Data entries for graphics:
- - - - -

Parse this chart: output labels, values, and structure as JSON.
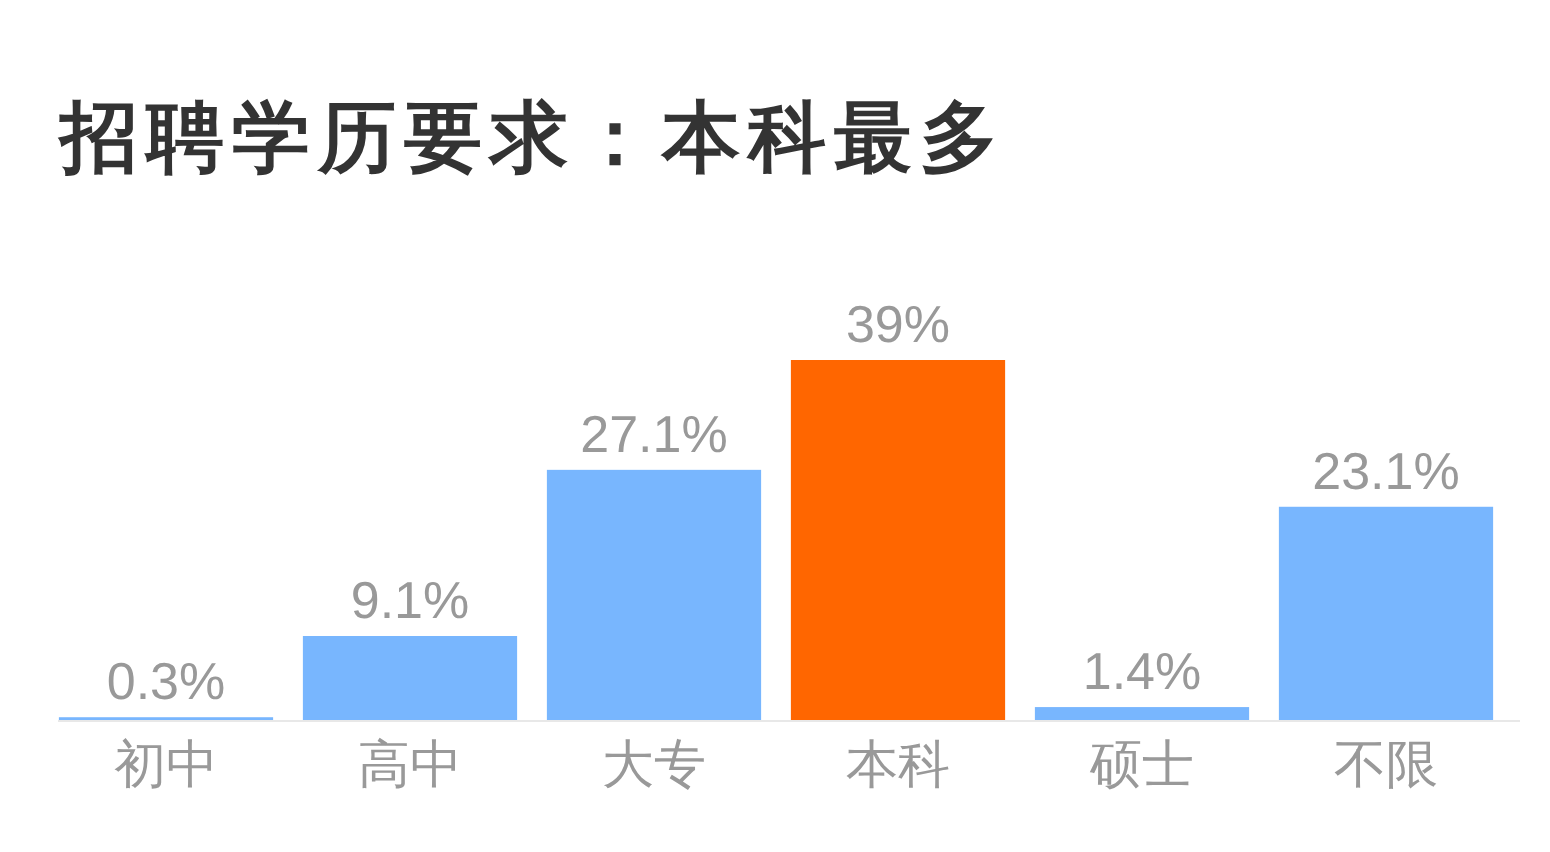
{
  "chart_data": {
    "type": "bar",
    "title": "招聘学历要求：本科最多",
    "categories": [
      "初中",
      "高中",
      "大专",
      "本科",
      "硕士",
      "不限"
    ],
    "values": [
      0.3,
      9.1,
      27.1,
      39,
      1.4,
      23.1
    ],
    "value_labels": [
      "0.3%",
      "9.1%",
      "27.1%",
      "39%",
      "1.4%",
      "23.1%"
    ],
    "colors": [
      "#78b6fe",
      "#78b6fe",
      "#78b6fe",
      "#ff6600",
      "#78b6fe",
      "#78b6fe"
    ]
  }
}
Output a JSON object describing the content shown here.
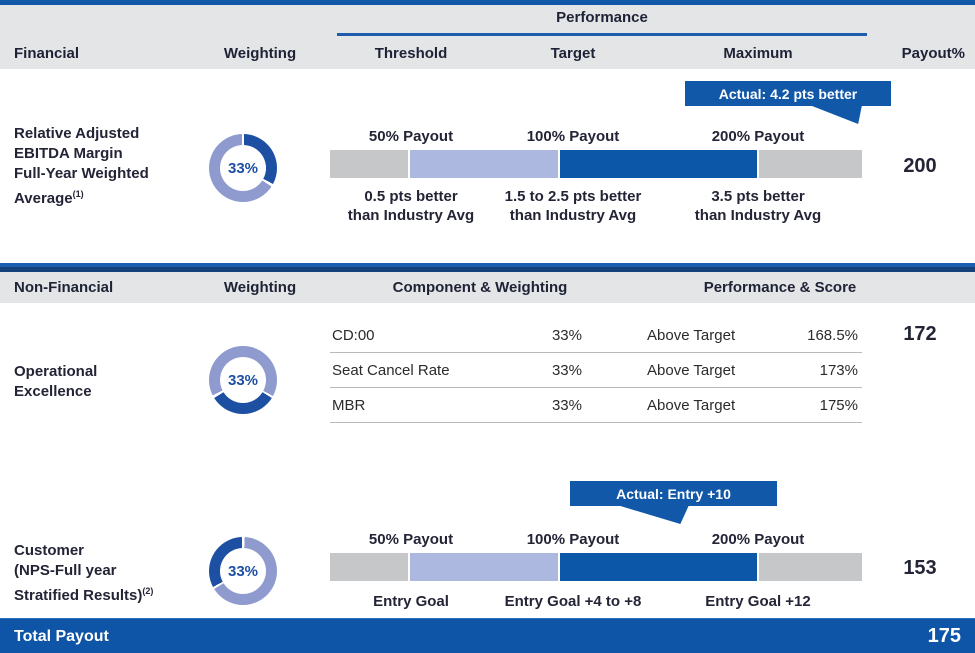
{
  "colors": {
    "accent_blue": "#1158a9",
    "scale_gray": "#c6c7c9",
    "scale_lavender": "#adb8e0",
    "scale_blue": "#0d57a9",
    "donut_light": "#8f9bce",
    "donut_dark": "#1d4fa3",
    "header_band_gray": "#e4e5e7"
  },
  "financial": {
    "header": {
      "performance": "Performance",
      "financial": "Financial",
      "weighting": "Weighting",
      "threshold": "Threshold",
      "target": "Target",
      "maximum": "Maximum",
      "payout": "Payout%"
    },
    "row": {
      "label_lines": [
        "Relative Adjusted",
        "EBITDA Margin",
        "Full-Year Weighted",
        "Average"
      ],
      "superscript": "(1)",
      "weighting": "33%",
      "callout": "Actual: 4.2 pts better",
      "top_labels": [
        "50% Payout",
        "100% Payout",
        "200% Payout"
      ],
      "bottom_labels": [
        [
          "0.5 pts better",
          "than Industry Avg"
        ],
        [
          "1.5 to 2.5 pts better",
          "than Industry Avg"
        ],
        [
          "3.5 pts better",
          "than Industry Avg"
        ]
      ],
      "payout": "200"
    }
  },
  "nonfinancial": {
    "header": {
      "nonfinancial": "Non-Financial",
      "weighting": "Weighting",
      "component": "Component & Weighting",
      "performance": "Performance & Score"
    },
    "operational": {
      "label_lines": [
        "Operational",
        "Excellence"
      ],
      "weighting": "33%",
      "components": [
        {
          "name": "CD:00",
          "weight": "33%",
          "performance": "Above Target",
          "score": "168.5%"
        },
        {
          "name": "Seat Cancel Rate",
          "weight": "33%",
          "performance": "Above Target",
          "score": "173%"
        },
        {
          "name": "MBR",
          "weight": "33%",
          "performance": "Above Target",
          "score": "175%"
        }
      ],
      "payout": "172"
    },
    "customer": {
      "label_lines": [
        "Customer",
        "(NPS-Full year",
        "Stratified Results)"
      ],
      "superscript": "(2)",
      "weighting": "33%",
      "callout": "Actual: Entry +10",
      "top_labels": [
        "50% Payout",
        "100% Payout",
        "200% Payout"
      ],
      "bottom_labels": [
        "Entry Goal",
        "Entry Goal +4 to +8",
        "Entry Goal +12"
      ],
      "payout": "153"
    }
  },
  "total": {
    "label": "Total Payout",
    "value": "175"
  }
}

- - - - -

▶ Goal
Quote every entry exactly, with the pictures omitted.

▶ Full output
Parse this chart: output labels, values, and structure as JSON.
{
  "chart_data": {
    "type": "bar",
    "title": "招聘学历要求：本科最多",
    "categories": [
      "初中",
      "高中",
      "大专",
      "本科",
      "硕士",
      "不限"
    ],
    "values": [
      0.3,
      9.1,
      27.1,
      39,
      1.4,
      23.1
    ],
    "value_labels": [
      "0.3%",
      "9.1%",
      "27.1%",
      "39%",
      "1.4%",
      "23.1%"
    ],
    "colors": [
      "#78b6fe",
      "#78b6fe",
      "#78b6fe",
      "#ff6600",
      "#78b6fe",
      "#78b6fe"
    ]
  }
}
Output a JSON object describing the content shown here.
{
  "colors": {
    "accent_blue": "#1158a9",
    "scale_gray": "#c6c7c9",
    "scale_lavender": "#adb8e0",
    "scale_blue": "#0d57a9",
    "donut_light": "#8f9bce",
    "donut_dark": "#1d4fa3",
    "header_band_gray": "#e4e5e7"
  },
  "financial": {
    "header": {
      "performance": "Performance",
      "financial": "Financial",
      "weighting": "Weighting",
      "threshold": "Threshold",
      "target": "Target",
      "maximum": "Maximum",
      "payout": "Payout%"
    },
    "row": {
      "label_lines": [
        "Relative Adjusted",
        "EBITDA Margin",
        "Full-Year Weighted",
        "Average"
      ],
      "superscript": "(1)",
      "weighting": "33%",
      "callout": "Actual: 4.2 pts better",
      "top_labels": [
        "50% Payout",
        "100% Payout",
        "200% Payout"
      ],
      "bottom_labels": [
        [
          "0.5 pts better",
          "than Industry Avg"
        ],
        [
          "1.5 to 2.5 pts better",
          "than Industry Avg"
        ],
        [
          "3.5 pts better",
          "than Industry Avg"
        ]
      ],
      "payout": "200"
    }
  },
  "nonfinancial": {
    "header": {
      "nonfinancial": "Non-Financial",
      "weighting": "Weighting",
      "component": "Component & Weighting",
      "performance": "Performance & Score"
    },
    "operational": {
      "label_lines": [
        "Operational",
        "Excellence"
      ],
      "weighting": "33%",
      "components": [
        {
          "name": "CD:00",
          "weight": "33%",
          "performance": "Above Target",
          "score": "168.5%"
        },
        {
          "name": "Seat Cancel Rate",
          "weight": "33%",
          "performance": "Above Target",
          "score": "173%"
        },
        {
          "name": "MBR",
          "weight": "33%",
          "performance": "Above Target",
          "score": "175%"
        }
      ],
      "payout": "172"
    },
    "customer": {
      "label_lines": [
        "Customer",
        "(NPS-Full year",
        "Stratified Results)"
      ],
      "superscript": "(2)",
      "weighting": "33%",
      "callout": "Actual: Entry +10",
      "top_labels": [
        "50% Payout",
        "100% Payout",
        "200% Payout"
      ],
      "bottom_labels": [
        "Entry Goal",
        "Entry Goal +4 to +8",
        "Entry Goal +12"
      ],
      "payout": "153"
    }
  },
  "total": {
    "label": "Total Payout",
    "value": "175"
  }
}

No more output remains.